* BEGIN GIVEN RECORDS *
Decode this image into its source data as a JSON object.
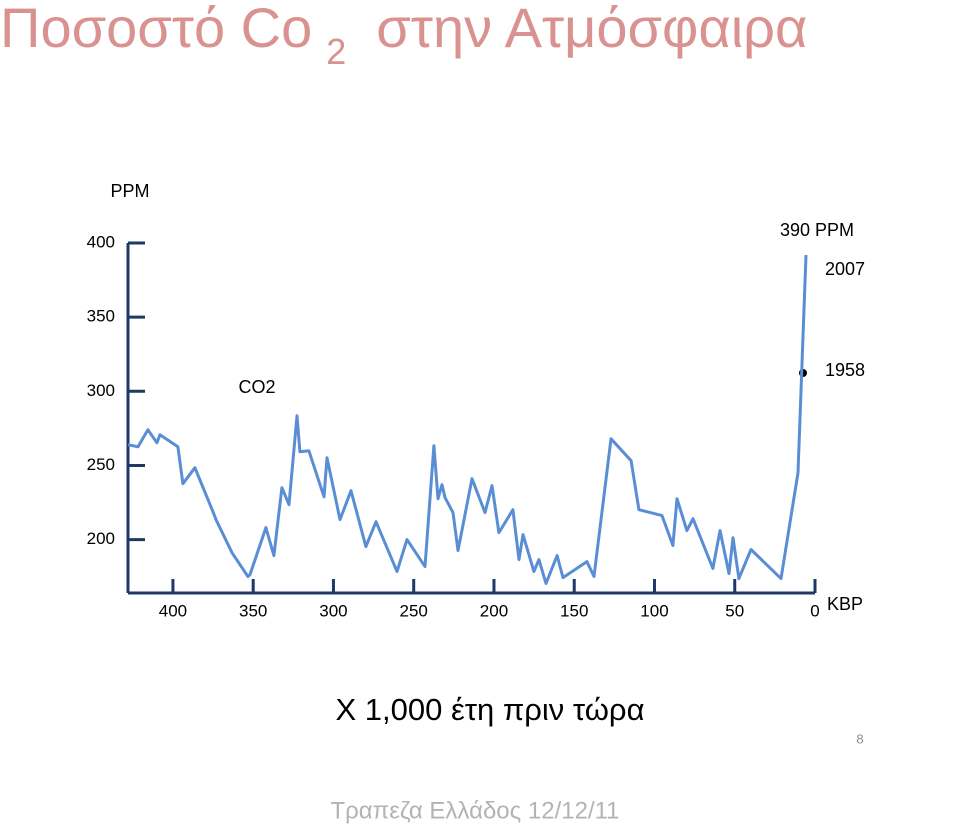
{
  "chart_data": {
    "type": "line",
    "title": "Ποσοστό Co",
    "title_subscript": "2",
    "title_rest": "στην Ατμόσφαιρα",
    "ylabel": "PPM",
    "xlabel": "X 1,000 έτη πριν τώρα",
    "xunit": "KBP",
    "annotations": [
      "CO2",
      "390 PPM",
      "2007",
      "1958"
    ],
    "color": "#5a8ed4",
    "xlim": [
      428,
      0
    ],
    "xticks": [
      400,
      350,
      300,
      250,
      200,
      150,
      100,
      50,
      0
    ],
    "ylim": [
      164,
      400
    ],
    "yticks": [
      200,
      250,
      300,
      350,
      400
    ],
    "x": [
      428.0,
      421.8,
      415.6,
      410.0,
      408.1,
      396.9,
      393.8,
      386.3,
      375.1,
      373.2,
      363.2,
      353.3,
      352.0,
      342.1,
      337.1,
      332.1,
      327.7,
      322.7,
      320.9,
      315.3,
      305.9,
      304.0,
      295.9,
      289.1,
      279.8,
      273.5,
      260.4,
      254.2,
      243.0,
      237.4,
      234.9,
      232.4,
      230.5,
      225.5,
      222.4,
      213.7,
      205.6,
      201.2,
      196.9,
      188.2,
      184.4,
      181.9,
      175.1,
      172.0,
      167.6,
      160.7,
      157.0,
      142.1,
      137.7,
      127.1,
      114.6,
      109.7,
      95.3,
      88.5,
      86.0,
      79.8,
      76.0,
      63.6,
      59.2,
      53.6,
      51.1,
      47.4,
      39.9,
      21.2,
      10.6,
      5.6
    ],
    "values": [
      264.0,
      262.6,
      274.1,
      265.3,
      270.7,
      262.6,
      237.7,
      248.5,
      218.9,
      213.5,
      191.2,
      175.1,
      176.4,
      208.1,
      189.2,
      235.0,
      223.6,
      283.5,
      259.3,
      259.9,
      228.9,
      255.2,
      213.5,
      233.0,
      195.3,
      212.1,
      178.5,
      200.0,
      181.8,
      263.3,
      227.6,
      237.0,
      228.3,
      218.2,
      192.6,
      241.1,
      218.2,
      236.4,
      204.7,
      220.2,
      186.5,
      203.4,
      178.5,
      186.5,
      170.4,
      189.2,
      174.4,
      185.2,
      175.1,
      268.0,
      253.2,
      220.2,
      216.2,
      196.0,
      227.6,
      206.1,
      214.1,
      180.5,
      206.1,
      177.1,
      201.3,
      173.7,
      193.3,
      173.7,
      245.1,
      391.9
    ]
  },
  "slide": {
    "page_number": "8",
    "footer": "Τραπεζα Ελλάδος 12/12/11"
  }
}
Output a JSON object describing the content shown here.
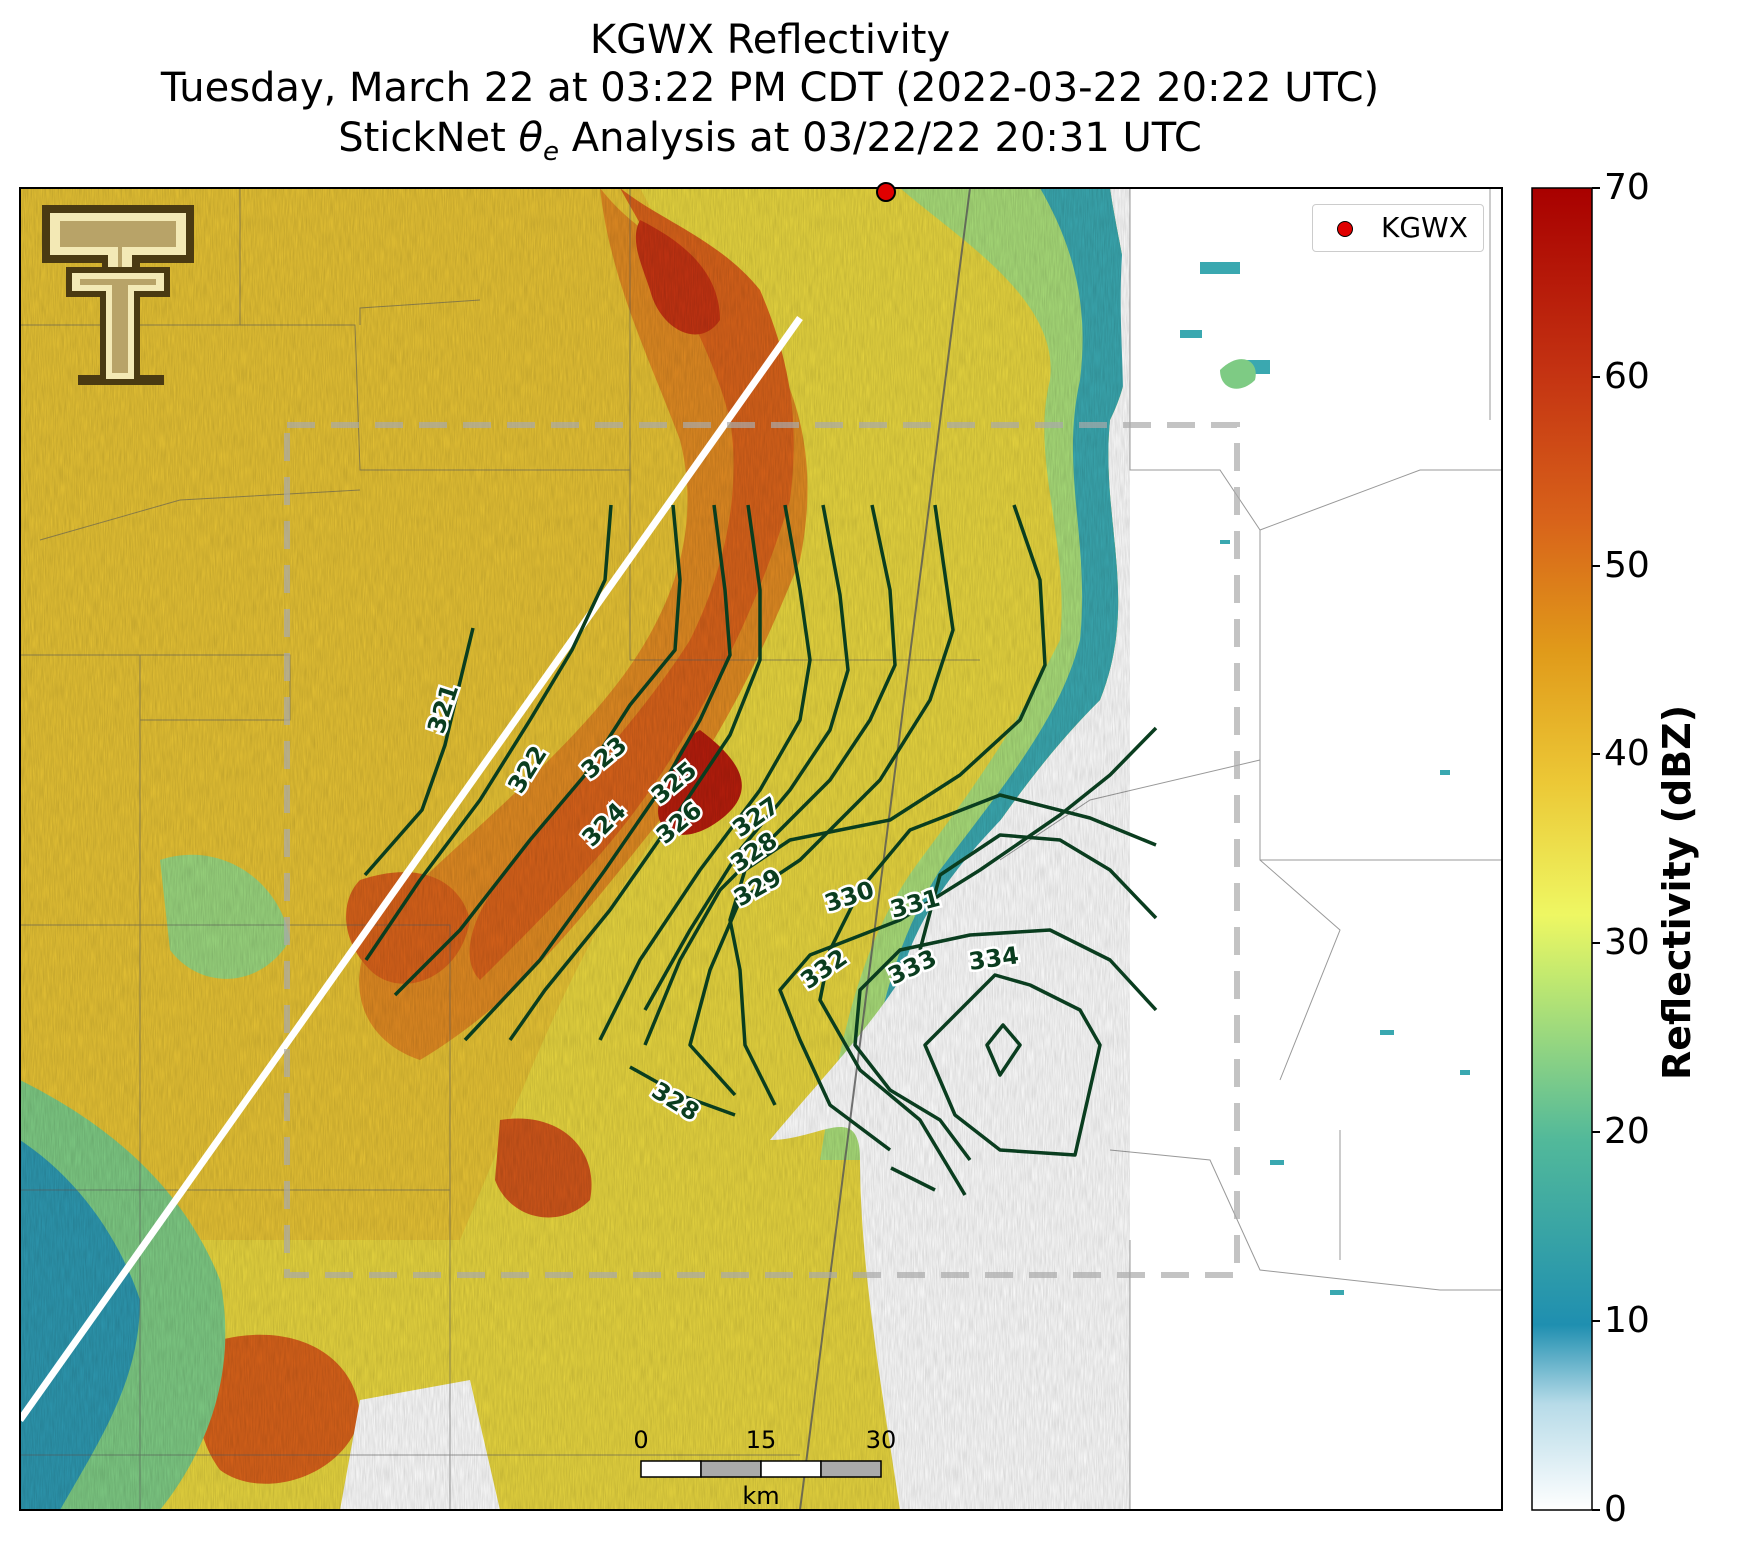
{
  "title": {
    "line1": "KGWX Reflectivity",
    "line2": "Tuesday, March 22 at 03:22 PM CDT (2022-03-22 20:22 UTC)",
    "line3_prefix": "StickNet ",
    "line3_symbol": "θ",
    "line3_sub": "e",
    "line3_suffix": " Analysis at 03/22/22 20:31 UTC"
  },
  "legend": {
    "label": "KGWX",
    "marker_color": "#e00000"
  },
  "colorbar": {
    "label": "Reflectivity (dBZ)",
    "ticks": [
      "70",
      "60",
      "50",
      "40",
      "30",
      "20",
      "10",
      "0"
    ],
    "colors": [
      "#fdfdfd",
      "#1f8fb0",
      "#3dae9a",
      "#8fd67a",
      "#e7f563",
      "#e8c332",
      "#e09a1a",
      "#d8621a",
      "#c43312",
      "#a80000"
    ]
  },
  "contours": {
    "labels": [
      "321",
      "322",
      "323",
      "324",
      "325",
      "326",
      "327",
      "328",
      "329",
      "330",
      "331",
      "332",
      "333",
      "334",
      "328"
    ],
    "color": "#0a3d1f"
  },
  "scalebar": {
    "ticks": [
      "0",
      "15",
      "30"
    ],
    "unit": "km"
  },
  "logo": {
    "letter": "T"
  }
}
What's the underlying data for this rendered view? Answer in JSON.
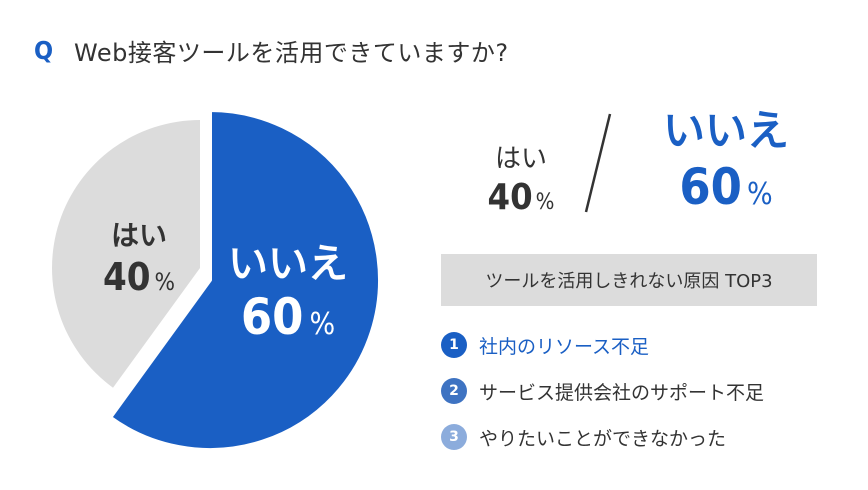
{
  "question": {
    "mark": "Q",
    "text": "Web接客ツールを活用できていますか?"
  },
  "chart_data": {
    "type": "pie",
    "slices": [
      {
        "label": "いいえ",
        "value": 60,
        "display": "60",
        "unit": "%",
        "color": "#1a5fc4"
      },
      {
        "label": "はい",
        "value": 40,
        "display": "40",
        "unit": "%",
        "color": "#dcdcdc"
      }
    ]
  },
  "summary": {
    "yes": {
      "label": "はい",
      "value": "40",
      "unit": "%"
    },
    "no": {
      "label": "いいえ",
      "value": "60",
      "unit": "%"
    }
  },
  "reasons": {
    "title": "ツールを活用しきれない原因 TOP3",
    "items": [
      {
        "rank": "1",
        "text": "社内のリソース不足",
        "color": "#1a5fc4"
      },
      {
        "rank": "2",
        "text": "サービス提供会社のサポート不足",
        "color": "#3e73c2"
      },
      {
        "rank": "3",
        "text": "やりたいことができなかった",
        "color": "#8cacdc"
      }
    ]
  }
}
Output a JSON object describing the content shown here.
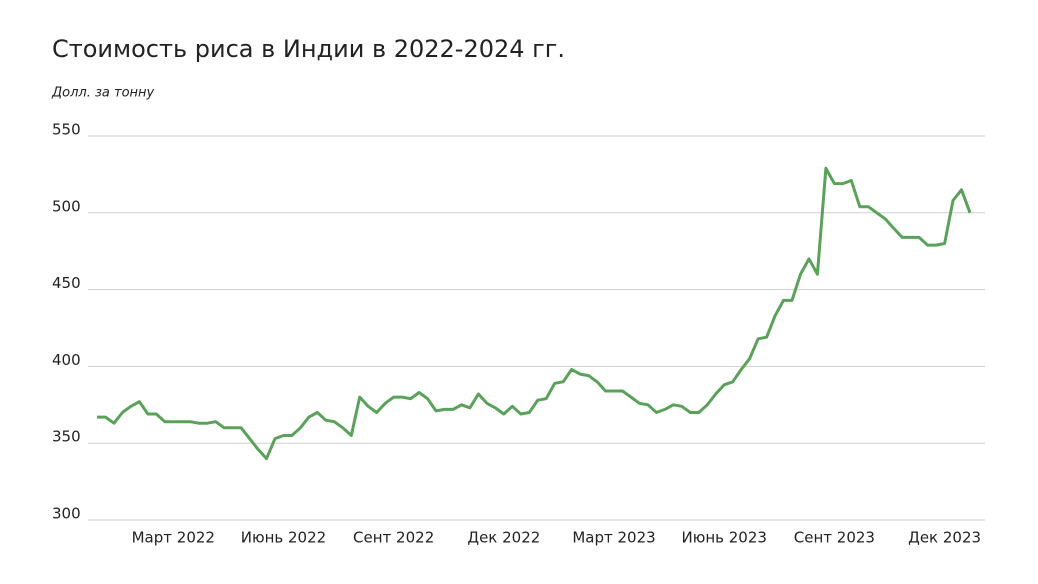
* END GIVEN RECORDS *
__WHAT YOU NEED TO DO__.
Write out the listing word for word, omitting the pictures it holds.

__TASK RESULT__.
Decode this image into its source data as a JSON object.
{
  "chart_data": {
    "type": "line",
    "title": "Ποσοστό Co",
    "title_subscript": "2",
    "title_rest": "στην Ατμόσφαιρα",
    "ylabel": "PPM",
    "xlabel": "X 1,000 έτη πριν τώρα",
    "xunit": "KBP",
    "annotations": [
      "CO2",
      "390 PPM",
      "2007",
      "1958"
    ],
    "color": "#5a8ed4",
    "xlim": [
      428,
      0
    ],
    "xticks": [
      400,
      350,
      300,
      250,
      200,
      150,
      100,
      50,
      0
    ],
    "ylim": [
      164,
      400
    ],
    "yticks": [
      200,
      250,
      300,
      350,
      400
    ],
    "x": [
      428.0,
      421.8,
      415.6,
      410.0,
      408.1,
      396.9,
      393.8,
      386.3,
      375.1,
      373.2,
      363.2,
      353.3,
      352.0,
      342.1,
      337.1,
      332.1,
      327.7,
      322.7,
      320.9,
      315.3,
      305.9,
      304.0,
      295.9,
      289.1,
      279.8,
      273.5,
      260.4,
      254.2,
      243.0,
      237.4,
      234.9,
      232.4,
      230.5,
      225.5,
      222.4,
      213.7,
      205.6,
      201.2,
      196.9,
      188.2,
      184.4,
      181.9,
      175.1,
      172.0,
      167.6,
      160.7,
      157.0,
      142.1,
      137.7,
      127.1,
      114.6,
      109.7,
      95.3,
      88.5,
      86.0,
      79.8,
      76.0,
      63.6,
      59.2,
      53.6,
      51.1,
      47.4,
      39.9,
      21.2,
      10.6,
      5.6
    ],
    "values": [
      264.0,
      262.6,
      274.1,
      265.3,
      270.7,
      262.6,
      237.7,
      248.5,
      218.9,
      213.5,
      191.2,
      175.1,
      176.4,
      208.1,
      189.2,
      235.0,
      223.6,
      283.5,
      259.3,
      259.9,
      228.9,
      255.2,
      213.5,
      233.0,
      195.3,
      212.1,
      178.5,
      200.0,
      181.8,
      263.3,
      227.6,
      237.0,
      228.3,
      218.2,
      192.6,
      241.1,
      218.2,
      236.4,
      204.7,
      220.2,
      186.5,
      203.4,
      178.5,
      186.5,
      170.4,
      189.2,
      174.4,
      185.2,
      175.1,
      268.0,
      253.2,
      220.2,
      216.2,
      196.0,
      227.6,
      206.1,
      214.1,
      180.5,
      206.1,
      177.1,
      201.3,
      173.7,
      193.3,
      173.7,
      245.1,
      391.9
    ]
  },
  "slide": {
    "page_number": "8",
    "footer": "Τραπεζα Ελλάδος 12/12/11"
  }
}
Output a JSON object describing the content shown here.
{
  "title": {
    "line1": "KGWX Reflectivity",
    "line2": "Tuesday, March 22 at 03:22 PM CDT (2022-03-22 20:22 UTC)",
    "line3_prefix": "StickNet ",
    "line3_symbol": "θ",
    "line3_sub": "e",
    "line3_suffix": " Analysis at 03/22/22 20:31 UTC"
  },
  "legend": {
    "label": "KGWX",
    "marker_color": "#e00000"
  },
  "colorbar": {
    "label": "Reflectivity (dBZ)",
    "ticks": [
      "70",
      "60",
      "50",
      "40",
      "30",
      "20",
      "10",
      "0"
    ],
    "colors": [
      "#fdfdfd",
      "#1f8fb0",
      "#3dae9a",
      "#8fd67a",
      "#e7f563",
      "#e8c332",
      "#e09a1a",
      "#d8621a",
      "#c43312",
      "#a80000"
    ]
  },
  "contours": {
    "labels": [
      "321",
      "322",
      "323",
      "324",
      "325",
      "326",
      "327",
      "328",
      "329",
      "330",
      "331",
      "332",
      "333",
      "334",
      "328"
    ],
    "color": "#0a3d1f"
  },
  "scalebar": {
    "ticks": [
      "0",
      "15",
      "30"
    ],
    "unit": "km"
  },
  "logo": {
    "letter": "T"
  }
}
What's the underlying data for this rendered view? Answer in JSON.
{
  "question": {
    "mark": "Q",
    "text": "Web接客ツールを活用できていますか?"
  },
  "chart_data": {
    "type": "pie",
    "slices": [
      {
        "label": "いいえ",
        "value": 60,
        "display": "60",
        "unit": "%",
        "color": "#1a5fc4"
      },
      {
        "label": "はい",
        "value": 40,
        "display": "40",
        "unit": "%",
        "color": "#dcdcdc"
      }
    ]
  },
  "summary": {
    "yes": {
      "label": "はい",
      "value": "40",
      "unit": "%"
    },
    "no": {
      "label": "いいえ",
      "value": "60",
      "unit": "%"
    }
  },
  "reasons": {
    "title": "ツールを活用しきれない原因 TOP3",
    "items": [
      {
        "rank": "1",
        "text": "社内のリソース不足",
        "color": "#1a5fc4"
      },
      {
        "rank": "2",
        "text": "サービス提供会社のサポート不足",
        "color": "#3e73c2"
      },
      {
        "rank": "3",
        "text": "やりたいことができなかった",
        "color": "#8cacdc"
      }
    ]
  }
}
Output a JSON object describing the content shown here.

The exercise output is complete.